Excerpt to read START

FELIX FANTIN, PLAINTIFF-APPELLANT,
v.
JOAN M. MAHNKE AND BADGER STATE MUTUAL CASUALTY COMPANY, DEFENDANTS-RESPONDENTS



Appeal from a judgment of the Circuit Court for Milwaukee County: Ralph G. Gorenstein, Judge.

Wedemeyer, P.j., Decker and Moser, JJ.

The opinion of the court was delivered by: Decker

Felix Fantin appeals from a judgment granted in his favor after a jury trial which awarded him damages for an automobile accident in 1976. He contends that the trial court abused its discretion in refusing to allow a medical deposition to be read to the jury, that the verdict was perverse in failing to grant Fantin any damages for future pain and suffering, that the trial court should have found Fantin not negligent as a matter of law rather than submitting the question of his negligence to the jury, and that juror misconduct required a new trial. We are not persuaded by any of these arguments and accordingly affirm.

In the early afternoon of August 21, 1976, a car collision occurred at the intersection of 73rd and Morgan. The rear of a car driven by Joan Mahnke was struck by a car driven by Robert Haas as it was making a northbound left turn from Morgan on to 73rd Street. Fantin and his wife, Josephine, were in a car heading west on Morgan when the Mahnke vehicle was pushed by the impact into Fantin's traffic lane. Fantin did not stop in time and struck the Mahnke vehicle. Fantin and his wife were injured as a result of the collision.

At trial, the trial court refused to allow Fantin to have the deposition of Dr. Konstantine George read to the jury for the reason that it was cumulative to other medical testimony in evidence.

Testimony was given by a witness to the Fantin-Mahnke collision, Sally Iven, who stated that she heard the Haas-Mahnke collision, turned around to look, and saw Fantin's car 110-150 feet from the intersection. Fantin, on the other hand, testified that he did not see the Mahnke vehicle until it was five to ten feet in front of him.

Regarding Fantin's injuries, various testimony was taken. Dr. C. Hugh Hickey, who first examined Fantin four years after the accident, testified at Fantin's request that, in spite of Fantin's assertion that he had no hip or back trouble prior to the accident, Fantin was "on the road" to hip replacement with or without the accident. Regarding Fantin's arthritic back, Hickey testified that bridging and spurring of vertebrae existed as of 1972, four years before the accident.

Dr. Earl Krieg testified for the respondents that the arthritis in Fantin's back had been there since at least 1973, three years before the accident. He opined that the accident did not aggravate Fantin's pre-existing hip disease and that all the back problems that Fantin attributed to the accident were not so attributable.

The jury returned a verdict in favor of Fantin awarding him $6,500 for pain and suffering to date, $1,000 for medical expenses, $1,000 for loss of consortium, but nothing for future pain, suffering, and disability.

After the jury returned its verdict, an informal off-the-record Discussion with the jury, trial Judge and trial counsel transpired. Immediately thereafter, Fantin's attorney moved for a mistrial on the basis that at least one juror made an unauthorized visit to the accident scene. The trial court reserved its ruling until motions after verdict, at which time it denied all motions. Fantin appeals.

Excerpt to read END

Problem: In the court opinion above, why did the trial court refuse to let the deposition of Dr. Konstantine George be read to the jury? Please answer in one sentence.

Data START

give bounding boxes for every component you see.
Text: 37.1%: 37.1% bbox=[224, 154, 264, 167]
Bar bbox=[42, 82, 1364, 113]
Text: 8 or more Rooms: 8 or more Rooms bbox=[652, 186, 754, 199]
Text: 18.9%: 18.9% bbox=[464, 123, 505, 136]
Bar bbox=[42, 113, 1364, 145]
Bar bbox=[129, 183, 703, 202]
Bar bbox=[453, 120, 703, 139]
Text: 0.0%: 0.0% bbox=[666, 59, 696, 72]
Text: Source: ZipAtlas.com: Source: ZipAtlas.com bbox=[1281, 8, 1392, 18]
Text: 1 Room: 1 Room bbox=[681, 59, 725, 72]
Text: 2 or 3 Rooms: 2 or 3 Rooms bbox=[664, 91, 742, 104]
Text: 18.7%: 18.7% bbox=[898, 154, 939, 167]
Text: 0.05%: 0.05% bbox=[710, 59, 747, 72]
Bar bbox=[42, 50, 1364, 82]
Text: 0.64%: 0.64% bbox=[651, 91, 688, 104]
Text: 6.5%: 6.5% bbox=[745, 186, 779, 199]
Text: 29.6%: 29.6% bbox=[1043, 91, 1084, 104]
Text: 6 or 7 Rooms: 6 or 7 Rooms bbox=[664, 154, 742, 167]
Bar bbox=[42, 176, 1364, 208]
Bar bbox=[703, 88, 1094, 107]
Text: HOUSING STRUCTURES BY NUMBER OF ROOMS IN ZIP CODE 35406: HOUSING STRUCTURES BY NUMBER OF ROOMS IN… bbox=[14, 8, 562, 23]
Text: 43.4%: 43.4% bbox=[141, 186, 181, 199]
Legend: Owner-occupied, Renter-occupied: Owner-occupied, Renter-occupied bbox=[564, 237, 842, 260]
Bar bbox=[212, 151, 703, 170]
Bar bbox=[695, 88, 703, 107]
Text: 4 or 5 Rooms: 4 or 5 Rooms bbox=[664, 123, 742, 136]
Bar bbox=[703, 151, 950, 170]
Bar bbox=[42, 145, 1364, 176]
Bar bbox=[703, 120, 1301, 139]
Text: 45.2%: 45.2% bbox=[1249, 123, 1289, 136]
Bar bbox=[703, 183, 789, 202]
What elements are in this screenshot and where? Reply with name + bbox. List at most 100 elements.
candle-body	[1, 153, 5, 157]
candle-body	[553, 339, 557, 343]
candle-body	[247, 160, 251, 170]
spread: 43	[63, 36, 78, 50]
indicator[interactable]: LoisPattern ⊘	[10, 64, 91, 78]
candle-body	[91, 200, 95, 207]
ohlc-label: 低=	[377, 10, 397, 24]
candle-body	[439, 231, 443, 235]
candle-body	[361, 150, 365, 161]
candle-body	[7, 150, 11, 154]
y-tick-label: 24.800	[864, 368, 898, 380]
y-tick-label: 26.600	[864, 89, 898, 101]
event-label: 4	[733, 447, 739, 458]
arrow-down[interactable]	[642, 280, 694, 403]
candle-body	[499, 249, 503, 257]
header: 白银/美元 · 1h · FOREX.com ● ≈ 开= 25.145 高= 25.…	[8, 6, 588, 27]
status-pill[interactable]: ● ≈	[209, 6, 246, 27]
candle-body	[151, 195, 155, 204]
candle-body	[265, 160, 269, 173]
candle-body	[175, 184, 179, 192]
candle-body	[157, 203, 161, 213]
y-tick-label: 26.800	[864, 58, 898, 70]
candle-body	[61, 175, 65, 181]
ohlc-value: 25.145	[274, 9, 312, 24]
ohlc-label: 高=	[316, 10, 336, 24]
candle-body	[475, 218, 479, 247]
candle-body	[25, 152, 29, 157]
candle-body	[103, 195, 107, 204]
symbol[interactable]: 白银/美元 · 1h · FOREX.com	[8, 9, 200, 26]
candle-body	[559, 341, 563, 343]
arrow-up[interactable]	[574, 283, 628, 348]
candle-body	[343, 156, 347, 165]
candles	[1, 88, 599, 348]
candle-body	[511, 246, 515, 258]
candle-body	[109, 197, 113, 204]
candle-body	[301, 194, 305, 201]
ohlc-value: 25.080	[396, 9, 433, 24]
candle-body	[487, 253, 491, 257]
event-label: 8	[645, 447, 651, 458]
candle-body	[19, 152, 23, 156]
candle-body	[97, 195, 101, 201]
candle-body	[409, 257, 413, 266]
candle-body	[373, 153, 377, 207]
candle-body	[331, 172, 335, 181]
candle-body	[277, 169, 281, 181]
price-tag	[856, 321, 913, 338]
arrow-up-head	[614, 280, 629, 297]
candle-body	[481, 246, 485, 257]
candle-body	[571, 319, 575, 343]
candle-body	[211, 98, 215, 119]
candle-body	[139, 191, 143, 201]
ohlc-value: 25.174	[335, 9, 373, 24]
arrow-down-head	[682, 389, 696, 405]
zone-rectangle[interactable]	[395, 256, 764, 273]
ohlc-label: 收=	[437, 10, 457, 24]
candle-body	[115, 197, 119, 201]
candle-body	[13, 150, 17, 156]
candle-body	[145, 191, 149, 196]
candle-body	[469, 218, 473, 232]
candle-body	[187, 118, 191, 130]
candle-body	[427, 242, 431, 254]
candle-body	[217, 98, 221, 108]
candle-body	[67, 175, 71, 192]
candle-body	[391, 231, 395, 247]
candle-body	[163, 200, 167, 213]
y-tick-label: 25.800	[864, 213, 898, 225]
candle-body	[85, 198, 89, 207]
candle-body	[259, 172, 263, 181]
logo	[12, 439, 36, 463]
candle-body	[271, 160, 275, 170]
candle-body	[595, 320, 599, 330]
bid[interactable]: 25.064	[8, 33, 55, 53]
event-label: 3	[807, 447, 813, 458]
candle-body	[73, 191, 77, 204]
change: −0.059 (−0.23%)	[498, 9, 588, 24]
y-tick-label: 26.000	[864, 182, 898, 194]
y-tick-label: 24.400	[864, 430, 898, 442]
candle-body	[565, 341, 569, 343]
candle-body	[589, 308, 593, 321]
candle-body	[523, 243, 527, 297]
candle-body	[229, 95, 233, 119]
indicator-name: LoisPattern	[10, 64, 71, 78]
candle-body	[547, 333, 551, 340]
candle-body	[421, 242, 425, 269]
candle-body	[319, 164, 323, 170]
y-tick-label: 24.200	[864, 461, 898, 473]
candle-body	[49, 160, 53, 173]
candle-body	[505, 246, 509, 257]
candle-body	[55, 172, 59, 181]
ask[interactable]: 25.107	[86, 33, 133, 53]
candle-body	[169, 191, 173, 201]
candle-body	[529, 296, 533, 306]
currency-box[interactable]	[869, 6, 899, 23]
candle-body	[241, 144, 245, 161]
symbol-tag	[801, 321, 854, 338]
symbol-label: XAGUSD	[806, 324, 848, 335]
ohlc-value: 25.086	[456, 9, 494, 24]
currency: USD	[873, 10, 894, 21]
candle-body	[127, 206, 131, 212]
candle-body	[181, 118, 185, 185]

Data END

Exercise solution: The trial court found it cumulative to other medical testimony already in evidence.